Pull out from the material below all lines with "time".

Data items:
+--

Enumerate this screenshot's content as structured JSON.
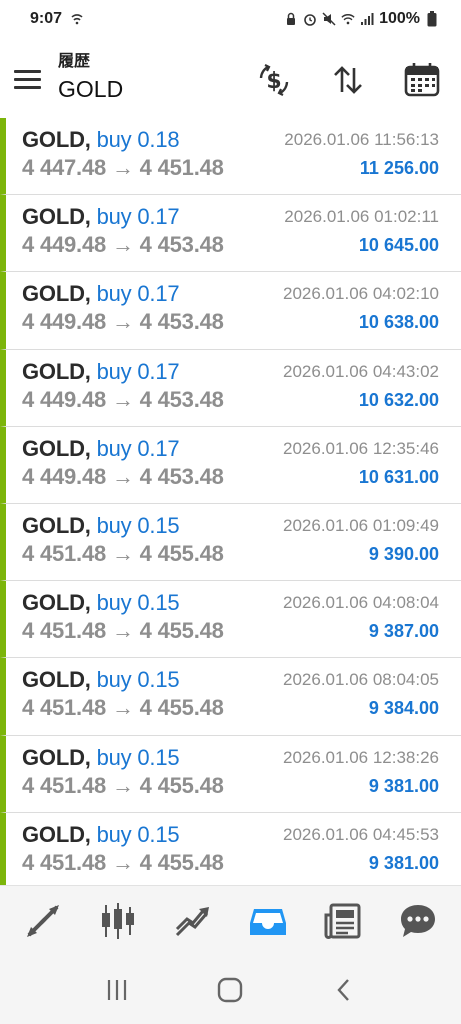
{
  "status_bar": {
    "time": "9:07",
    "battery": "100%"
  },
  "header": {
    "subtitle": "履歴",
    "title": "GOLD",
    "icons": [
      "currency-exchange-icon",
      "sort-icon",
      "calendar-icon"
    ]
  },
  "trades": [
    {
      "symbol": "GOLD",
      "side": "buy 0.18",
      "prices": "4 447.48 → 4 451.48",
      "time": "2026.01.06 11:56:13",
      "profit": "11 256.00"
    },
    {
      "symbol": "GOLD",
      "side": "buy 0.17",
      "prices": "4 449.48 → 4 453.48",
      "time": "2026.01.06 01:02:11",
      "profit": "10 645.00"
    },
    {
      "symbol": "GOLD",
      "side": "buy 0.17",
      "prices": "4 449.48 → 4 453.48",
      "time": "2026.01.06 04:02:10",
      "profit": "10 638.00"
    },
    {
      "symbol": "GOLD",
      "side": "buy 0.17",
      "prices": "4 449.48 → 4 453.48",
      "time": "2026.01.06 04:43:02",
      "profit": "10 632.00"
    },
    {
      "symbol": "GOLD",
      "side": "buy 0.17",
      "prices": "4 449.48 → 4 453.48",
      "time": "2026.01.06 12:35:46",
      "profit": "10 631.00"
    },
    {
      "symbol": "GOLD",
      "side": "buy 0.15",
      "prices": "4 451.48 → 4 455.48",
      "time": "2026.01.06 01:09:49",
      "profit": "9 390.00"
    },
    {
      "symbol": "GOLD",
      "side": "buy 0.15",
      "prices": "4 451.48 → 4 455.48",
      "time": "2026.01.06 04:08:04",
      "profit": "9 387.00"
    },
    {
      "symbol": "GOLD",
      "side": "buy 0.15",
      "prices": "4 451.48 → 4 455.48",
      "time": "2026.01.06 08:04:05",
      "profit": "9 384.00"
    },
    {
      "symbol": "GOLD",
      "side": "buy 0.15",
      "prices": "4 451.48 → 4 455.48",
      "time": "2026.01.06 12:38:26",
      "profit": "9 381.00"
    },
    {
      "symbol": "GOLD",
      "side": "buy 0.15",
      "prices": "4 451.48 → 4 455.48",
      "time": "2026.01.06 04:45:53",
      "profit": "9 381.00"
    }
  ],
  "tabs": [
    {
      "icon": "quotes-icon",
      "active": false
    },
    {
      "icon": "chart-candles-icon",
      "active": false
    },
    {
      "icon": "trade-icon",
      "active": false
    },
    {
      "icon": "history-inbox-icon",
      "active": true
    },
    {
      "icon": "news-icon",
      "active": false
    },
    {
      "icon": "messages-icon",
      "active": false
    }
  ],
  "colors": {
    "accent": "#1976d2",
    "profit_bar": "#7cb50b",
    "muted": "#8e8e8e"
  }
}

+--

◆ **EXERCISE SOLUTION**:
    "time": "9:07",
      "time": "2026.01.06 11:56:13",
      "time": "2026.01.06 01:02:11",
      "time": "2026.01.06 04:02:10",
      "time": "2026.01.06 04:43:02",
      "time": "2026.01.06 12:35:46",
      "time": "2026.01.06 01:09:49",
      "time": "2026.01.06 04:08:04",
      "time": "2026.01.06 08:04:05",
      "time": "2026.01.06 12:38:26",
      "time": "2026.01.06 04:45:53",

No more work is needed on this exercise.